• [Task goal] Gather up the lines that contain "assembled".

• [Available data]
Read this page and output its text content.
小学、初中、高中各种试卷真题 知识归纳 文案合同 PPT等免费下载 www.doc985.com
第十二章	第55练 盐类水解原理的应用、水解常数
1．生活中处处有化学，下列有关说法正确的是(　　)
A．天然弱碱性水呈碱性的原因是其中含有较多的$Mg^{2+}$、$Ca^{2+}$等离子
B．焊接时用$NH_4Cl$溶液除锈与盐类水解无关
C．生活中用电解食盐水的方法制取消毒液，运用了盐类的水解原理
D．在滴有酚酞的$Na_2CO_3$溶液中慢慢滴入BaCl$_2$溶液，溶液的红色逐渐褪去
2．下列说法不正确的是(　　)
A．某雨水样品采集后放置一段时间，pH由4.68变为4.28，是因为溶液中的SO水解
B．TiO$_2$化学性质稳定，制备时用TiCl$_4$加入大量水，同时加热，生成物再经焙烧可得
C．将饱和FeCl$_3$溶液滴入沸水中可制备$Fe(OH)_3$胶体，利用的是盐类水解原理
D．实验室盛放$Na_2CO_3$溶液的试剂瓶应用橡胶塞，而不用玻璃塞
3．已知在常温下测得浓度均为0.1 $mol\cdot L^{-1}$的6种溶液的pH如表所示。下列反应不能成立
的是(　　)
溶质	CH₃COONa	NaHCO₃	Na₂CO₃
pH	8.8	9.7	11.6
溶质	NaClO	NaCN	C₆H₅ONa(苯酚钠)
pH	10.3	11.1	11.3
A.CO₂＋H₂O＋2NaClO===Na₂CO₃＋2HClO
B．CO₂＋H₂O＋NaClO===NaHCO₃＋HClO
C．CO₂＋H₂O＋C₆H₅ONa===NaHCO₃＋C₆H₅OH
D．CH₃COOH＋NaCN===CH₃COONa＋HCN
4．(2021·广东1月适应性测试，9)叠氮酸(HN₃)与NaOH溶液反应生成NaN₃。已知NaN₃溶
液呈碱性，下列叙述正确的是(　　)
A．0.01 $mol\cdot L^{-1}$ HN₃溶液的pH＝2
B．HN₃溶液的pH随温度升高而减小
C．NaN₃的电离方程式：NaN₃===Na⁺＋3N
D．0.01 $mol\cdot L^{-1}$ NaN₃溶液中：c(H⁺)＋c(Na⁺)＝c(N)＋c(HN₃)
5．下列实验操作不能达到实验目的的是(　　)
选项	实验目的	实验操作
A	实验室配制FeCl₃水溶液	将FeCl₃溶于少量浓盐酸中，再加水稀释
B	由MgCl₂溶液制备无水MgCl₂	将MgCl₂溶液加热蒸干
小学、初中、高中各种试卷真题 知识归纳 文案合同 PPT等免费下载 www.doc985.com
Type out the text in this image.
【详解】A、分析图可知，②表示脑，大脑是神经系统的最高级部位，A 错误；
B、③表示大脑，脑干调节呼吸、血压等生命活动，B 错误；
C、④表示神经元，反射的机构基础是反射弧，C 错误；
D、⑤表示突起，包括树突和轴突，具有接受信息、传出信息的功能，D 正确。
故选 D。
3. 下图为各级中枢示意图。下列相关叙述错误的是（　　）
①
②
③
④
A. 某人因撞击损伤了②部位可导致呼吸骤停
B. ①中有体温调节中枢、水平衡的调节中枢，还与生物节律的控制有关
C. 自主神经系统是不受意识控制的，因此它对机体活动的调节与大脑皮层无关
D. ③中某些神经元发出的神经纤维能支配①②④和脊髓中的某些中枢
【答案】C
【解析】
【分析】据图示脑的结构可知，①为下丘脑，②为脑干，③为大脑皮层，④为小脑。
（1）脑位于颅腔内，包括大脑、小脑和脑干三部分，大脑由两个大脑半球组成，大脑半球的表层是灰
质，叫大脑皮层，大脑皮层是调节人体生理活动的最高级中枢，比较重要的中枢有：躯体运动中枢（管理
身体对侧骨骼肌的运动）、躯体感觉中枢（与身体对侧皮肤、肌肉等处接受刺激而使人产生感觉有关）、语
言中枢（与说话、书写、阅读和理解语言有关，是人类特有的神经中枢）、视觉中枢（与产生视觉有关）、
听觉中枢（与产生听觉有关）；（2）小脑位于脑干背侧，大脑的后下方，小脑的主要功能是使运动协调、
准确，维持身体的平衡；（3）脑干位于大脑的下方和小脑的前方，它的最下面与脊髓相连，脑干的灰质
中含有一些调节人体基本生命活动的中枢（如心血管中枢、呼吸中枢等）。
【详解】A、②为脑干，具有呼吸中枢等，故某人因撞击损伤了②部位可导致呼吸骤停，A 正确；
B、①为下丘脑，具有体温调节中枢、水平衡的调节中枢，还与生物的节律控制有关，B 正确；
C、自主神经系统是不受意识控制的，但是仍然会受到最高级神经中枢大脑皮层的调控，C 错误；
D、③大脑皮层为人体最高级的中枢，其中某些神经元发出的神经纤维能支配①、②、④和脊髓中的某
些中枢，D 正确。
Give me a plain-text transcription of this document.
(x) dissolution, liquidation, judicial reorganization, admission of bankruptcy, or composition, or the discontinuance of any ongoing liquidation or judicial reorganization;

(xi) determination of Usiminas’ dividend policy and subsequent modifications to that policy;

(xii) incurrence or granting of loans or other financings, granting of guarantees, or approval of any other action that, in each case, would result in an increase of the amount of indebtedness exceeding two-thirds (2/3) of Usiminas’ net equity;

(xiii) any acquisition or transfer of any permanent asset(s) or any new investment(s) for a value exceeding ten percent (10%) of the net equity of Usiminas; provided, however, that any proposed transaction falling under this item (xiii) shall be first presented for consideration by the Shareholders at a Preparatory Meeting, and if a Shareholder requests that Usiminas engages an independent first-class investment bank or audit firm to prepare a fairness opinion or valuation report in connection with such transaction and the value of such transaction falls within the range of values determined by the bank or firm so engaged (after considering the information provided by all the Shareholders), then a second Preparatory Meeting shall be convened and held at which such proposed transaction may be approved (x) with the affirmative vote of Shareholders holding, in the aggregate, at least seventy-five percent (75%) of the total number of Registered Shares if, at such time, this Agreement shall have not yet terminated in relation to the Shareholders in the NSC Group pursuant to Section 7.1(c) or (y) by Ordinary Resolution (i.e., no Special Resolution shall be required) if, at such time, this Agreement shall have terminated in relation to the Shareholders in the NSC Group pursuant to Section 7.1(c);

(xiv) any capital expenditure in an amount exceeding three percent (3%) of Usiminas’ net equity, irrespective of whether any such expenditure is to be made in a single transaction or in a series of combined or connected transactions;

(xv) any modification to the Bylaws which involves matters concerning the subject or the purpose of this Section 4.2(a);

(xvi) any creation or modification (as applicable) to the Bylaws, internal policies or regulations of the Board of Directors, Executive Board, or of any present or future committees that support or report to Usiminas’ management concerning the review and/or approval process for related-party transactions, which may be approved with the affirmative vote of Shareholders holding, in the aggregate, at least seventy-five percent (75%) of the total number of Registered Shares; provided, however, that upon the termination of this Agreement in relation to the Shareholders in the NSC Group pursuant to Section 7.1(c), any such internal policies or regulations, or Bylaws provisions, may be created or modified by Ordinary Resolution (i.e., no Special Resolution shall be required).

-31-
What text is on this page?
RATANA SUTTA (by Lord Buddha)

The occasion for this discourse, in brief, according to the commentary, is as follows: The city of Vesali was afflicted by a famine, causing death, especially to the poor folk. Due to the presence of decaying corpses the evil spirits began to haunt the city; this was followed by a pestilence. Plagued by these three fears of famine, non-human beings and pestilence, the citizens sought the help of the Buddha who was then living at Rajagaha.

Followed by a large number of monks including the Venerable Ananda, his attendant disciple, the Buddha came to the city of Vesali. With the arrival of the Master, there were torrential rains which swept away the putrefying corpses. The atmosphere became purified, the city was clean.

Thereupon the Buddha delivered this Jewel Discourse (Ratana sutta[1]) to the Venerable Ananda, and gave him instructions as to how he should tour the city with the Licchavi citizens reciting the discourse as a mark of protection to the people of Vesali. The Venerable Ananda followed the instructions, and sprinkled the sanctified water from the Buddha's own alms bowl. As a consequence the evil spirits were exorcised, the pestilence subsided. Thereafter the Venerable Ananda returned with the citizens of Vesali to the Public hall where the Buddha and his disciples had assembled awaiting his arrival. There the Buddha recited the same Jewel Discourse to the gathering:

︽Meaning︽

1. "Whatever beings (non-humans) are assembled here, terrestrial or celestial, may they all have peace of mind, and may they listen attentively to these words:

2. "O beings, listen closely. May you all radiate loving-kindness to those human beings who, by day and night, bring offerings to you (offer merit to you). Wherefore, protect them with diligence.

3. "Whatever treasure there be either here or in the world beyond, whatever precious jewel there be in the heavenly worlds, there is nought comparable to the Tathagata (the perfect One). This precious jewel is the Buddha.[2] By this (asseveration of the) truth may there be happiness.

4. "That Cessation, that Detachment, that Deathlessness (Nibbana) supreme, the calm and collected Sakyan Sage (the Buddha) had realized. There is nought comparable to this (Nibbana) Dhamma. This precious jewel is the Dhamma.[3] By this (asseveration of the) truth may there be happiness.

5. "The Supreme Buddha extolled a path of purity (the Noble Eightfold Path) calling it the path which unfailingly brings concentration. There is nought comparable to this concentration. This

• [Written response]
Thereupon the Buddha delivered this Jewel Discourse (Ratana sutta[1]) to the Venerable Ananda, and gave him instructions as to how he should tour the city with the Licchavi citizens reciting the discourse as a mark of protection to the people of Vesali. The Venerable Ananda followed the instructions, and sprinkled the sanctified water from the Buddha's own alms bowl. As a consequence the evil spirits were exorcised, the pestilence subsided. Thereafter the Venerable Ananda returned with the citizens of Vesali to the Public hall where the Buddha and his disciples had assembled awaiting his arrival. There the Buddha recited the same Jewel Discourse to the gathering:
1. "Whatever beings (non-humans) are assembled here, terrestrial or celestial, may they all have peace of mind, and may they listen attentively to these words:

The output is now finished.